(A run of records)
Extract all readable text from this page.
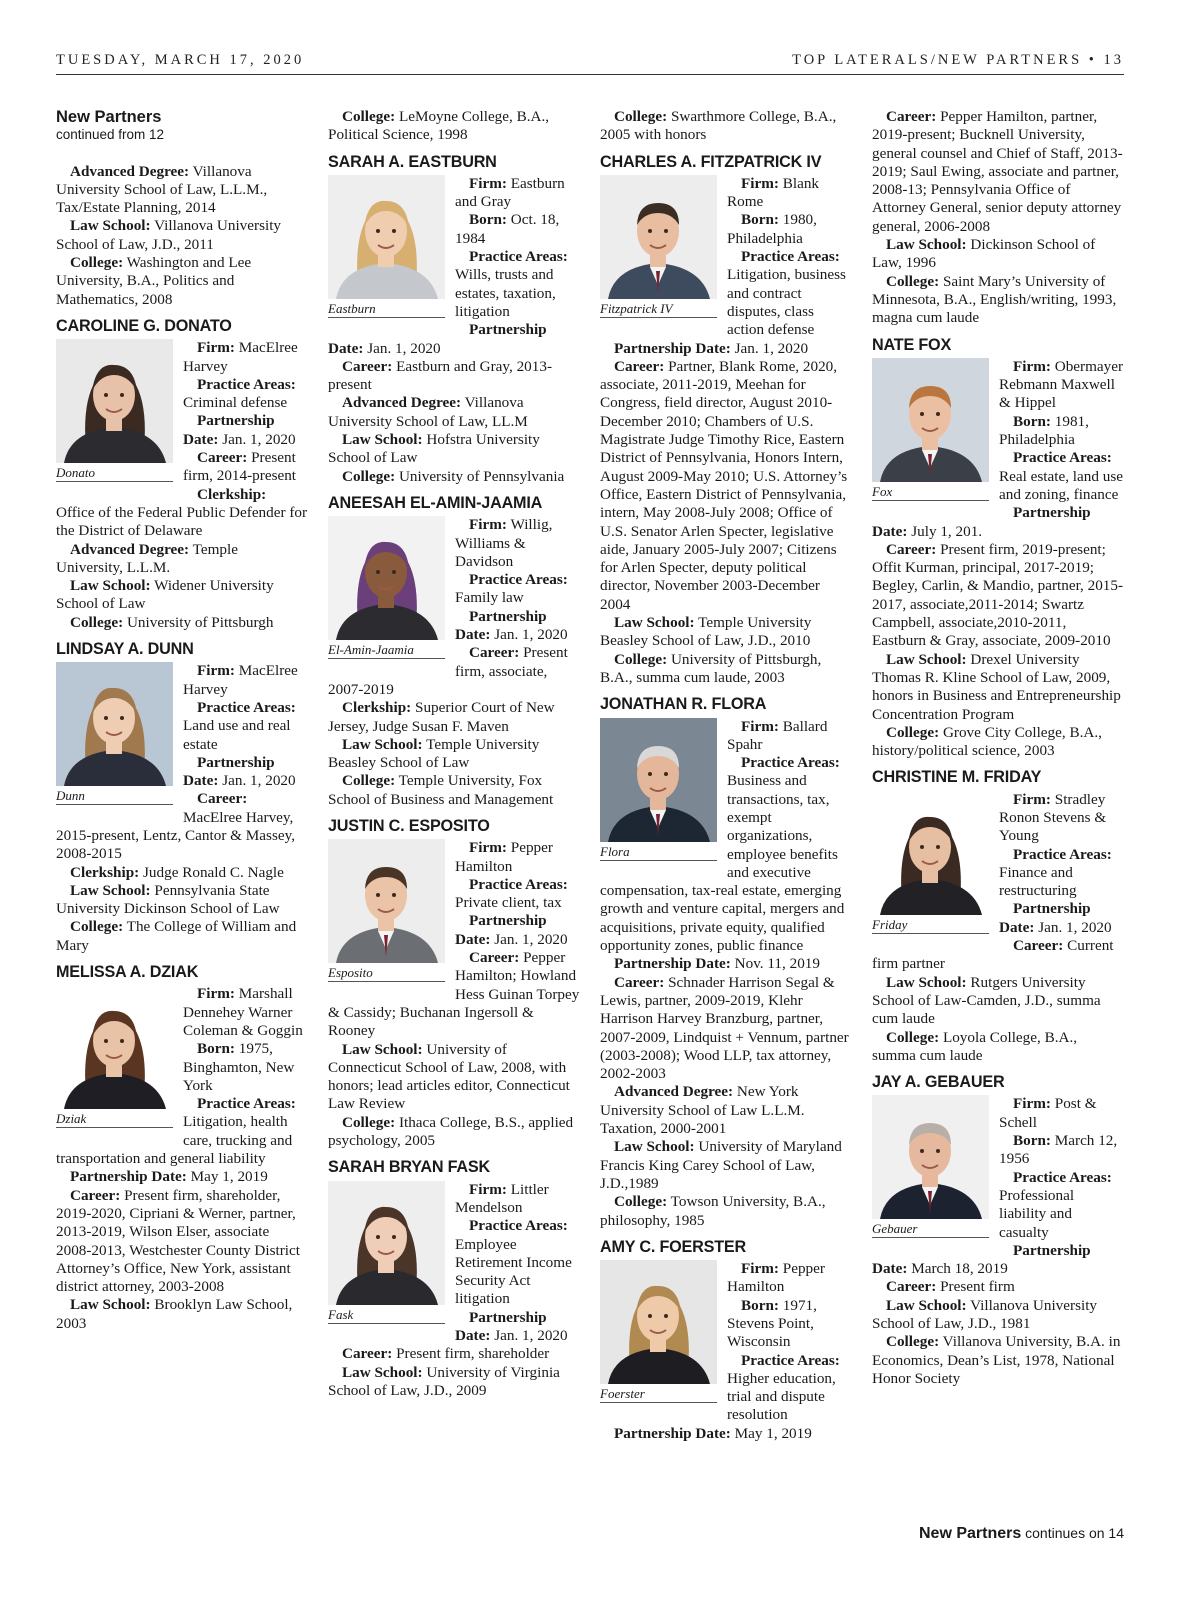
TUESDAY, MARCH 17, 2020	TOP LATERALS/NEW PARTNERS • 13

New Partners

continued from 12

Advanced Degree: Villanova University School of Law, L.L.M., Tax/Estate Planning, 2014

Law School: Villanova University School of Law, J.D., 2011

College: Washington and Lee University, B.A., Politics and Mathematics, 2008

CAROLINE G. DONATO
Donato

Firm: MacElree Harvey

Practice Areas: Criminal defense

Partnership Date: Jan. 1, 2020

Career: Present firm, 2014-present

Clerkship: Office of the Federal Public Defender for the District of Delaware

Advanced Degree: Temple University, L.L.M.

Law School: Widener University School of Law

College: University of Pittsburgh

LINDSAY A. DUNN
Dunn

Firm: MacElree Harvey

Practice Areas: Land use and real estate

Partnership Date: Jan. 1, 2020

Career: MacElree Harvey, 2015-present, Lentz, Cantor & Massey, 2008-2015

Clerkship: Judge Ronald C. Nagle

Law School: Pennsylvania State University Dickinson School of Law

College: The College of William and Mary

MELISSA A. DZIAK
Dziak

Firm: Marshall Dennehey Warner Coleman & Goggin

Born: 1975, Binghamton, New York

Practice Areas: Litigation, health care, trucking and transportation and general liability

Partnership Date: May 1, 2019

Career: Present firm, shareholder, 2019-2020, Cipriani & Werner, partner, 2013-2019, Wilson Elser, associate 2008-2013, Westchester County District Attorney’s Office, New York, assistant district attorney, 2003-2008

Law School: Brooklyn Law School, 2003

College: LeMoyne College, B.A., Political Science, 1998

SARAH A. EASTBURN
Eastburn

Firm: Eastburn and Gray

Born: Oct. 18, 1984

Practice Areas: Wills, trusts and estates, taxation, litigation

Partnership Date: Jan. 1, 2020

Career: Eastburn and Gray, 2013-present

Advanced Degree: Villanova University School of Law, LL.M

Law School: Hofstra University School of Law

College: University of Pennsylvania

ANEESAH EL-AMIN-JAAMIA
El-Amin-Jaamia

Firm: Willig, Williams & Davidson

Practice Areas: Family law

Partnership Date: Jan. 1, 2020

Career: Present firm, associate, 2007-2019

Clerkship: Superior Court of New Jersey, Judge Susan F. Maven

Law School: Temple University Beasley School of Law

College: Temple University, Fox School of Business and Management

JUSTIN C. ESPOSITO
Esposito

Firm: Pepper Hamilton

Practice Areas: Private client, tax

Partnership Date: Jan. 1, 2020

Career: Pepper Hamilton; Howland Hess Guinan Torpey & Cassidy; Buchanan Ingersoll & Rooney

Law School: University of Connecticut School of Law, 2008, with honors; lead articles editor, Connecticut Law Review

College: Ithaca College, B.S., applied psychology, 2005

SARAH BRYAN FASK
Fask

Firm: Littler Mendelson

Practice Areas: Employee Retirement Income Security Act litigation

Partnership Date: Jan. 1, 2020

Career: Present firm, shareholder

Law School: University of Virginia School of Law, J.D., 2009

College: Swarthmore College, B.A., 2005 with honors

CHARLES A. FITZPATRICK IV
Fitzpatrick IV

Firm: Blank Rome

Born: 1980, Philadelphia

Practice Areas: Litigation, business and contract disputes, class action defense

Partnership Date: Jan. 1, 2020

Career: Partner, Blank Rome, 2020, associate, 2011-2019, Meehan for Congress, field director, August 2010-December 2010; Chambers of U.S. Magistrate Judge Timothy Rice, Eastern District of Pennsylvania, Honors Intern, August 2009-May 2010; U.S. Attorney’s Office, Eastern District of Pennsylvania, intern, May 2008-July 2008; Office of U.S. Senator Arlen Specter, legislative aide, January 2005-July 2007; Citizens for Arlen Specter, deputy political director, November 2003-December 2004

Law School: Temple University Beasley School of Law, J.D., 2010

College: University of Pittsburgh, B.A., summa cum laude, 2003

JONATHAN R. FLORA
Flora

Firm: Ballard Spahr

Practice Areas: Business and transactions, tax, exempt organizations, employee benefits and executive compensation, tax-real estate, emerging growth and venture capital, mergers and acquisitions, private equity, qualified opportunity zones, public finance

Partnership Date: Nov. 11, 2019

Career: Schnader Harrison Segal & Lewis, partner, 2009-2019, Klehr Harrison Harvey Branzburg, partner, 2007-2009, Lindquist + Vennum, partner (2003-2008); Wood LLP, tax attorney, 2002-2003

Advanced Degree: New York University School of Law L.L.M. Taxation, 2000-2001

Law School: University of Maryland Francis King Carey School of Law, J.D.,1989

College: Towson University, B.A., philosophy, 1985

AMY C. FOERSTER
Foerster

Firm: Pepper Hamilton

Born: 1971, Stevens Point, Wisconsin

Practice Areas: Higher education, trial and dispute resolution

Partnership Date: May 1, 2019

Career: Pepper Hamilton, partner, 2019-present; Bucknell University, general counsel and Chief of Staff, 2013-2019; Saul Ewing, associate and partner, 2008-13; Pennsylvania Office of Attorney General, senior deputy attorney general, 2006-2008

Law School: Dickinson School of Law, 1996

College: Saint Mary’s University of Minnesota, B.A., English/writing, 1993, magna cum laude

NATE FOX
Fox

Firm: Obermayer Rebmann Maxwell & Hippel

Born: 1981, Philadelphia

Practice Areas: Real estate, land use and zoning, finance

Partnership Date: July 1, 201.

Career: Present firm, 2019-present; Offit Kurman, principal, 2017-2019; Begley, Carlin, & Mandio, partner, 2015-2017, associate,2011-2014; Swartz Campbell, associate,2010-2011, Eastburn & Gray, associate, 2009-2010

Law School: Drexel University Thomas R. Kline School of Law, 2009, honors in Business and Entrepreneurship Concentration Program

College: Grove City College, B.A., history/political science, 2003

CHRISTINE M. FRIDAY
Friday

Firm: Stradley Ronon Stevens & Young

Practice Areas: Finance and restructuring

Partnership Date: Jan. 1, 2020

Career: Current firm partner

Law School: Rutgers University School of Law-Camden, J.D., summa cum laude

College: Loyola College, B.A., summa cum laude

JAY A. GEBAUER
Gebauer

Firm: Post & Schell

Born: March 12, 1956

Practice Areas: Professional liability and casualty

Partnership Date: March 18, 2019

Career: Present firm

Law School: Villanova University School of Law, J.D., 1981

College: Villanova University, B.A. in Economics, Dean’s List, 1978, National Honor Society

New Partners continues on 14
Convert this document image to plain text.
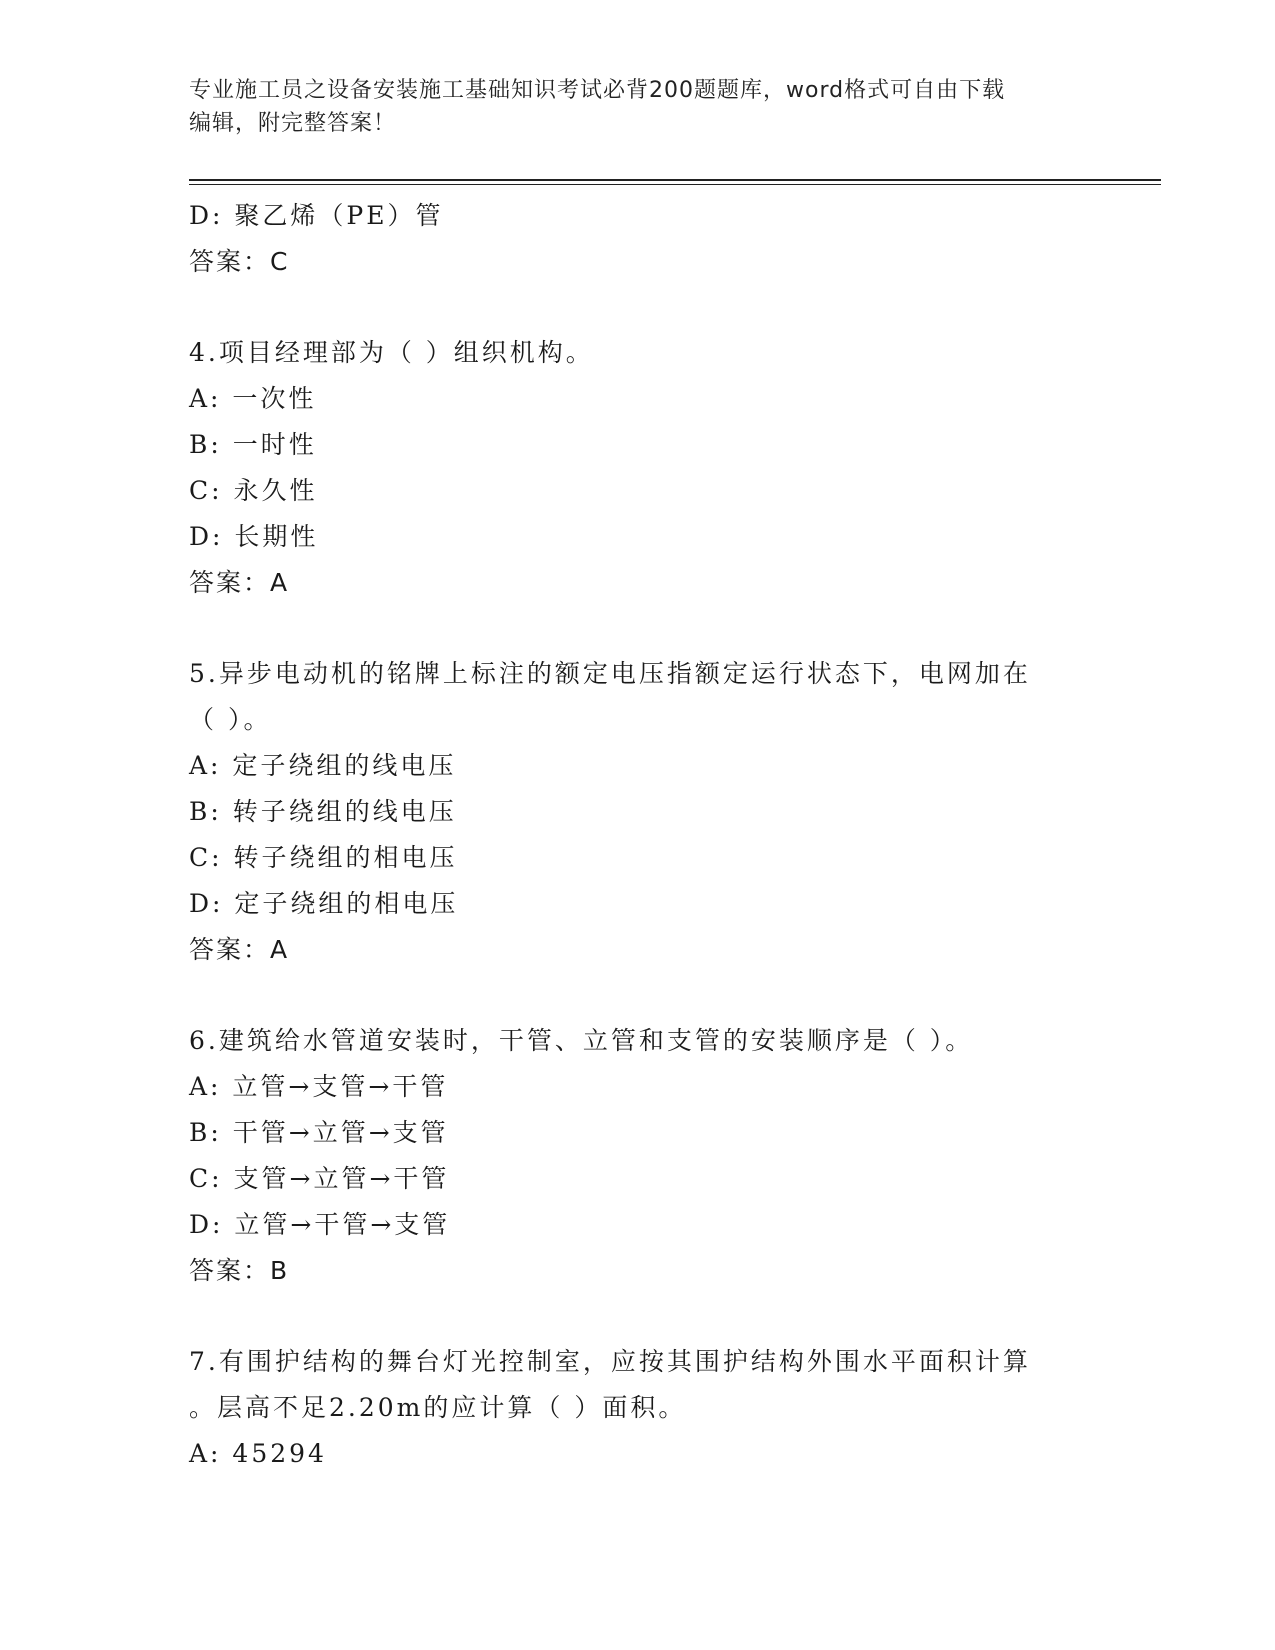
专业施工员之设备安装施工基础知识考试必背200题题库，word格式可自由下载
编辑，附完整答案！
D: 聚乙烯（PE）管
答案：C
4.项目经理部为（ ）组织机构。
A: 一次性
B: 一时性
C: 永久性
D: 长期性
答案：A
5.异步电动机的铭牌上标注的额定电压指额定运行状态下，电网加在
（ ）。
A: 定子绕组的线电压
B: 转子绕组的线电压
C: 转子绕组的相电压
D: 定子绕组的相电压
答案：A
6.建筑给水管道安装时，干管、立管和支管的安装顺序是（ ）。
A: 立管→支管→干管
B: 干管→立管→支管
C: 支管→立管→干管
D: 立管→干管→支管
答案：B
7.有围护结构的舞台灯光控制室，应按其围护结构外围水平面积计算
。层高不足2.20m的应计算（ ）面积。
A: 45294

## Task prompt
Pass over all pictures while writing out the lines from the line with "Convert this document image to plain text." through the last line exactly.

## Finished answer
Convert this document image to plain text.
专业施工员之设备安装施工基础知识考试必背200题题库，word格式可自由下载
编辑，附完整答案！
D: 聚乙烯（PE）管
答案：C
4.项目经理部为（ ）组织机构。
A: 一次性
B: 一时性
C: 永久性
D: 长期性
答案：A
5.异步电动机的铭牌上标注的额定电压指额定运行状态下，电网加在
（ ）。
A: 定子绕组的线电压
B: 转子绕组的线电压
C: 转子绕组的相电压
D: 定子绕组的相电压
答案：A
6.建筑给水管道安装时，干管、立管和支管的安装顺序是（ ）。
A: 立管→支管→干管
B: 干管→立管→支管
C: 支管→立管→干管
D: 立管→干管→支管
答案：B
7.有围护结构的舞台灯光控制室，应按其围护结构外围水平面积计算
。层高不足2.20m的应计算（ ）面积。
A: 45294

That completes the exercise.